_Aim_:
Skip the pictures and repeat each line of the data exactly.

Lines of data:
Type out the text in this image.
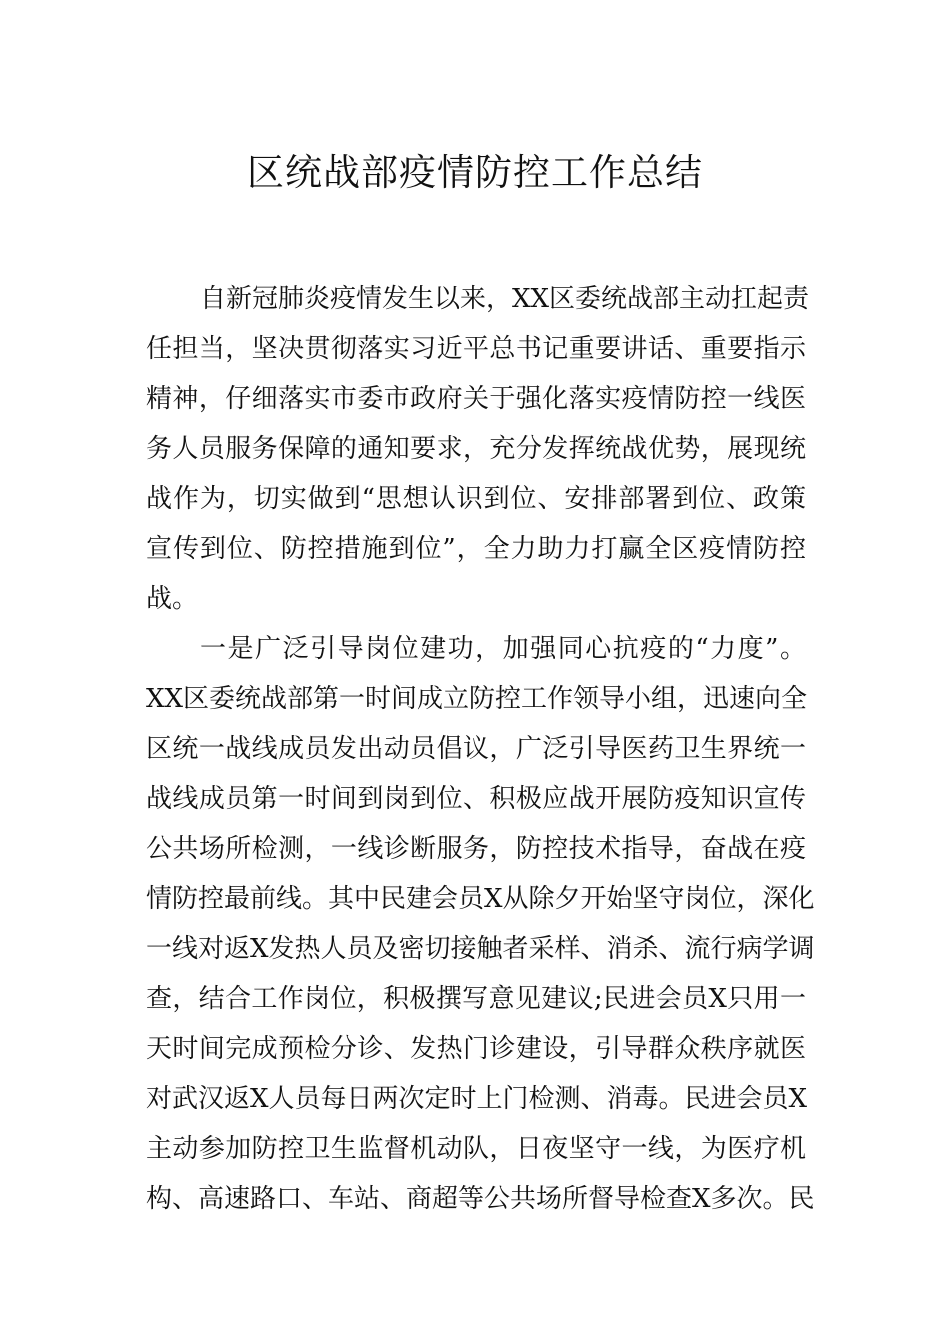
区统战部疫情防控工作总结
自新冠肺炎疫情发生以来，XX区委统战部主动扛起责
任担当，坚决贯彻落实习近平总书记重要讲话、重要指示
精神，仔细落实市委市政府关于强化落实疫情防控一线医
务人员服务保障的通知要求，充分发挥统战优势，展现统
战作为，切实做到“思想认识到位、安排部署到位、政策
宣传到位、防控措施到位”，全力助力打赢全区疫情防控
战。
一是广泛引导岗位建功，加强同心抗疫的“力度”。
XX区委统战部第一时间成立防控工作领导小组，迅速向全
区统一战线成员发出动员倡议，广泛引导医药卫生界统一
战线成员第一时间到岗到位、积极应战开展防疫知识宣传
公共场所检测，一线诊断服务，防控技术指导，奋战在疫
情防控最前线。其中民建会员X从除夕开始坚守岗位，深化
一线对返X发热人员及密切接触者采样、消杀、流行病学调
查，结合工作岗位，积极撰写意见建议;民进会员X只用一
天时间完成预检分诊、发热门诊建设，引导群众秩序就医
对武汉返X人员每日两次定时上门检测、消毒。民进会员X
主动参加防控卫生监督机动队，日夜坚守一线，为医疗机
构、高速路口、车站、商超等公共场所督导检查X多次。民
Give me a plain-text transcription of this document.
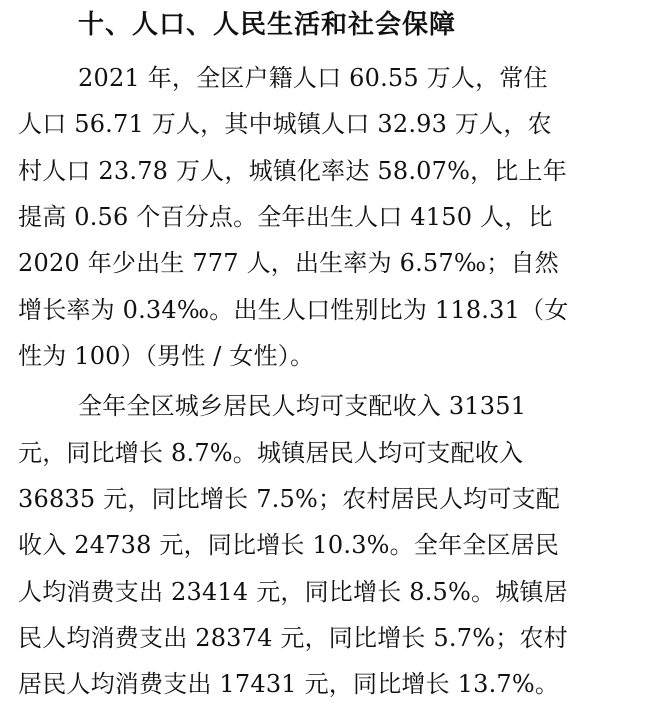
十、人口、人民生活和社会保障
2021 年，全区户籍人口 60.55 万人，常住
人口 56.71 万人，其中城镇人口 32.93 万人，农
村人口 23.78 万人，城镇化率达 58.07%，比上年
提高 0.56 个百分点。全年出生人口 4150 人，比
2020 年少出生 777 人，出生率为 6.57‰；自然
增长率为 0.34‰。出生人口性别比为 118.31（女
性为 100）（男性 / 女性）。
全年全区城乡居民人均可支配收入 31351
元，同比增长 8.7%。城镇居民人均可支配收入
36835 元，同比增长 7.5%；农村居民人均可支配
收入 24738 元，同比增长 10.3%。全年全区居民
人均消费支出 23414 元，同比增长 8.5%。城镇居
民人均消费支出 28374 元，同比增长 5.7%；农村
居民人均消费支出 17431 元，同比增长 13.7%。
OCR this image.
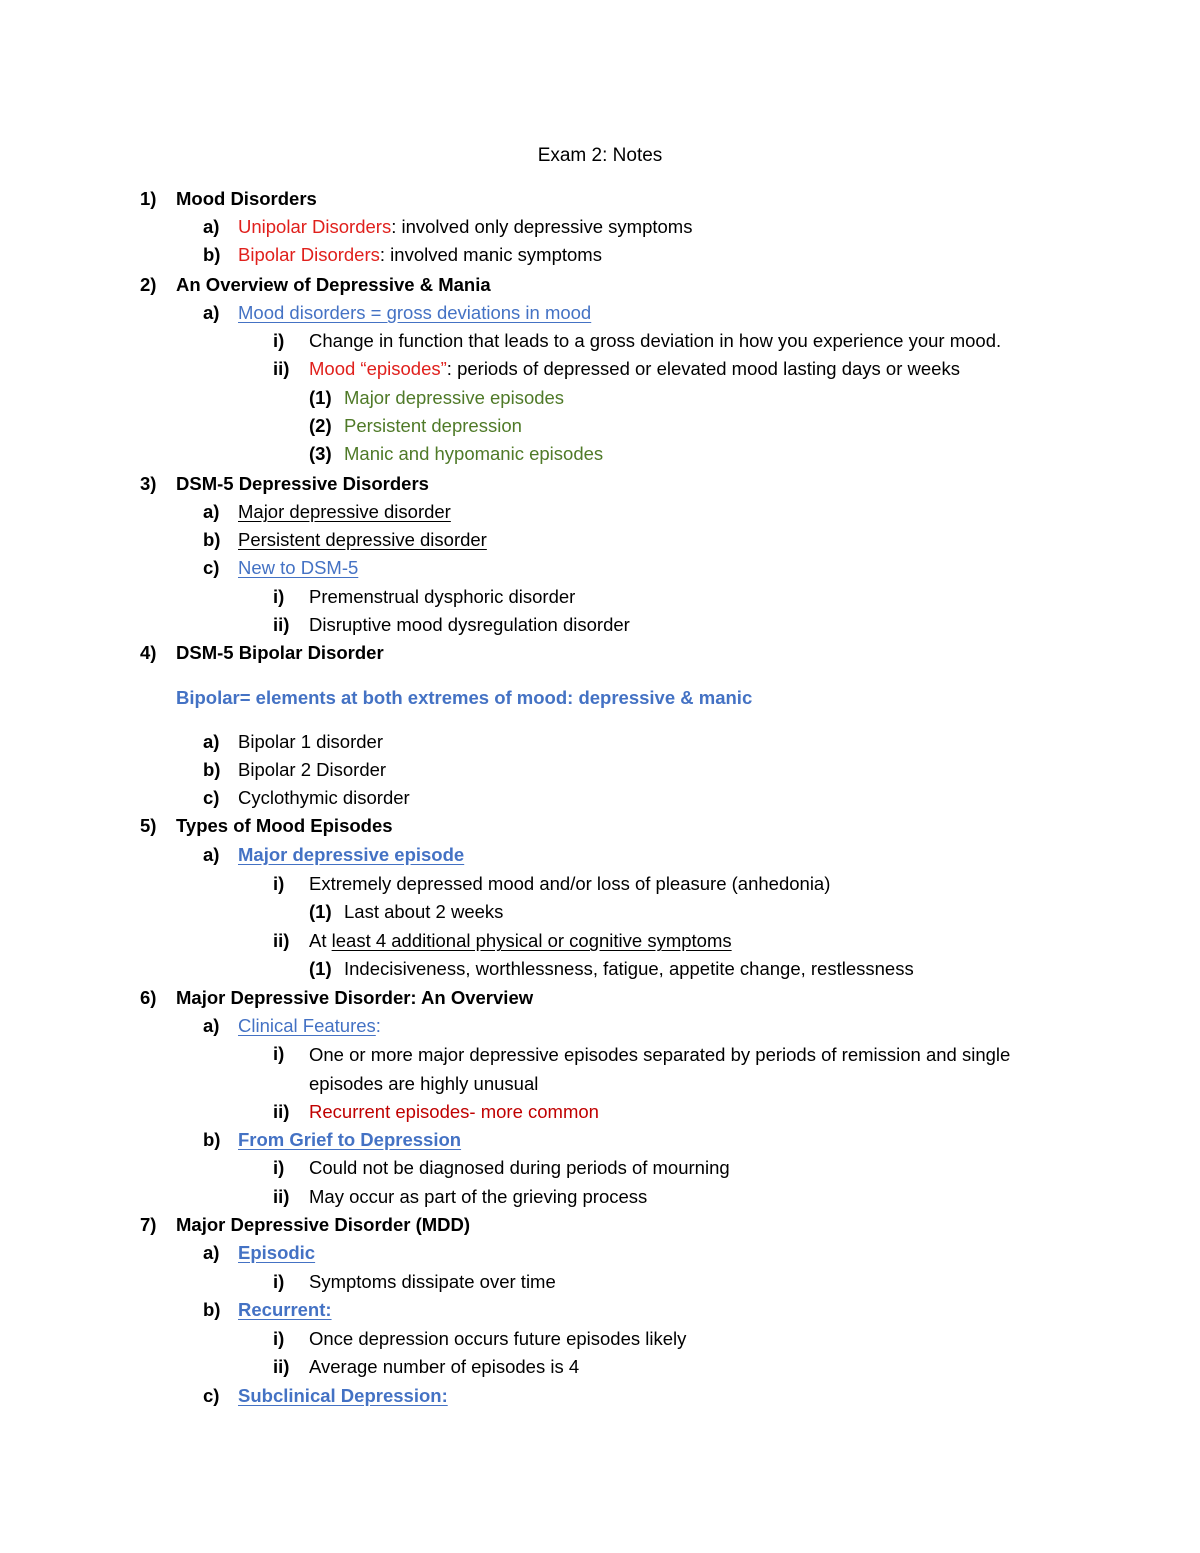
Exam 2: Notes
1) Mood Disorders
a) Unipolar Disorders: involved only depressive symptoms
b) Bipolar Disorders: involved manic symptoms
2) An Overview of Depressive & Mania
a) Mood disorders = gross deviations in mood
i) Change in function that leads to a gross deviation in how you experience your mood.
ii) Mood “episodes”: periods of depressed or elevated mood lasting days or weeks
(1) Major depressive episodes
(2) Persistent depression
(3) Manic and hypomanic episodes
3) DSM-5 Depressive Disorders
a) Major depressive disorder
b) Persistent depressive disorder
c) New to DSM-5
i) Premenstrual dysphoric disorder
ii) Disruptive mood dysregulation disorder
4) DSM-5 Bipolar Disorder
Bipolar= elements at both extremes of mood: depressive & manic
a) Bipolar 1 disorder
b) Bipolar 2 Disorder
c) Cyclothymic disorder
5) Types of Mood Episodes
a) Major depressive episode
i) Extremely depressed mood and/or loss of pleasure (anhedonia)
(1) Last about 2 weeks
ii) At least 4 additional physical or cognitive symptoms
(1) Indecisiveness, worthlessness, fatigue, appetite change, restlessness
6) Major Depressive Disorder: An Overview
a) Clinical Features:
i) One or more major depressive episodes separated by periods of remission and single episodes are highly unusual
ii) Recurrent episodes- more common
b) From Grief to Depression
i) Could not be diagnosed during periods of mourning
ii) May occur as part of the grieving process
7) Major Depressive Disorder (MDD)
a) Episodic
i) Symptoms dissipate over time
b) Recurrent:
i) Once depression occurs future episodes likely
ii) Average number of episodes is 4
c) Subclinical Depression:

_Solution to the problem_:
Type out the text in this image.
区统战部疫情防控工作总结
自新冠肺炎疫情发生以来，XX区委统战部主动扛起责
任担当，坚决贯彻落实习近平总书记重要讲话、重要指示
精神，仔细落实市委市政府关于强化落实疫情防控一线医
务人员服务保障的通知要求，充分发挥统战优势，展现统
战作为，切实做到“思想认识到位、安排部署到位、政策
宣传到位、防控措施到位”，全力助力打赢全区疫情防控
战。
一是广泛引导岗位建功，加强同心抗疫的“力度”。
XX区委统战部第一时间成立防控工作领导小组，迅速向全
区统一战线成员发出动员倡议，广泛引导医药卫生界统一
战线成员第一时间到岗到位、积极应战开展防疫知识宣传
公共场所检测，一线诊断服务，防控技术指导，奋战在疫
情防控最前线。其中民建会员X从除夕开始坚守岗位，深化
一线对返X发热人员及密切接触者采样、消杀、流行病学调
查，结合工作岗位，积极撰写意见建议;民进会员X只用一
天时间完成预检分诊、发热门诊建设，引导群众秩序就医
对武汉返X人员每日两次定时上门检测、消毒。民进会员X
主动参加防控卫生监督机动队，日夜坚守一线，为医疗机
构、高速路口、车站、商超等公共场所督导检查X多次。民
Give me a plain-text transcription of this document.
十、人口、人民生活和社会保障
2021 年，全区户籍人口 60.55 万人，常住
人口 56.71 万人，其中城镇人口 32.93 万人，农
村人口 23.78 万人，城镇化率达 58.07%，比上年
提高 0.56 个百分点。全年出生人口 4150 人，比
2020 年少出生 777 人，出生率为 6.57‰；自然
增长率为 0.34‰。出生人口性别比为 118.31（女
性为 100）（男性 / 女性）。
全年全区城乡居民人均可支配收入 31351
元，同比增长 8.7%。城镇居民人均可支配收入
36835 元，同比增长 7.5%；农村居民人均可支配
收入 24738 元，同比增长 10.3%。全年全区居民
人均消费支出 23414 元，同比增长 8.5%。城镇居
民人均消费支出 28374 元，同比增长 5.7%；农村
居民人均消费支出 17431 元，同比增长 13.7%。
OCR this image.
Exam 2: Notes
1) Mood Disorders
a) Unipolar Disorders: involved only depressive symptoms
b) Bipolar Disorders: involved manic symptoms
2) An Overview of Depressive & Mania
a) Mood disorders = gross deviations in mood
i) Change in function that leads to a gross deviation in how you experience your mood.
ii) Mood “episodes”: periods of depressed or elevated mood lasting days or weeks
(1) Major depressive episodes
(2) Persistent depression
(3) Manic and hypomanic episodes
3) DSM-5 Depressive Disorders
a) Major depressive disorder
b) Persistent depressive disorder
c) New to DSM-5
i) Premenstrual dysphoric disorder
ii) Disruptive mood dysregulation disorder
4) DSM-5 Bipolar Disorder
Bipolar= elements at both extremes of mood: depressive & manic
a) Bipolar 1 disorder
b) Bipolar 2 Disorder
c) Cyclothymic disorder
5) Types of Mood Episodes
a) Major depressive episode
i) Extremely depressed mood and/or loss of pleasure (anhedonia)
(1) Last about 2 weeks
ii) At least 4 additional physical or cognitive symptoms
(1) Indecisiveness, worthlessness, fatigue, appetite change, restlessness
6) Major Depressive Disorder: An Overview
a) Clinical Features:
i) One or more major depressive episodes separated by periods of remission and single episodes are highly unusual
ii) Recurrent episodes- more common
b) From Grief to Depression
i) Could not be diagnosed during periods of mourning
ii) May occur as part of the grieving process
7) Major Depressive Disorder (MDD)
a) Episodic
i) Symptoms dissipate over time
b) Recurrent:
i) Once depression occurs future episodes likely
ii) Average number of episodes is 4
c) Subclinical Depression:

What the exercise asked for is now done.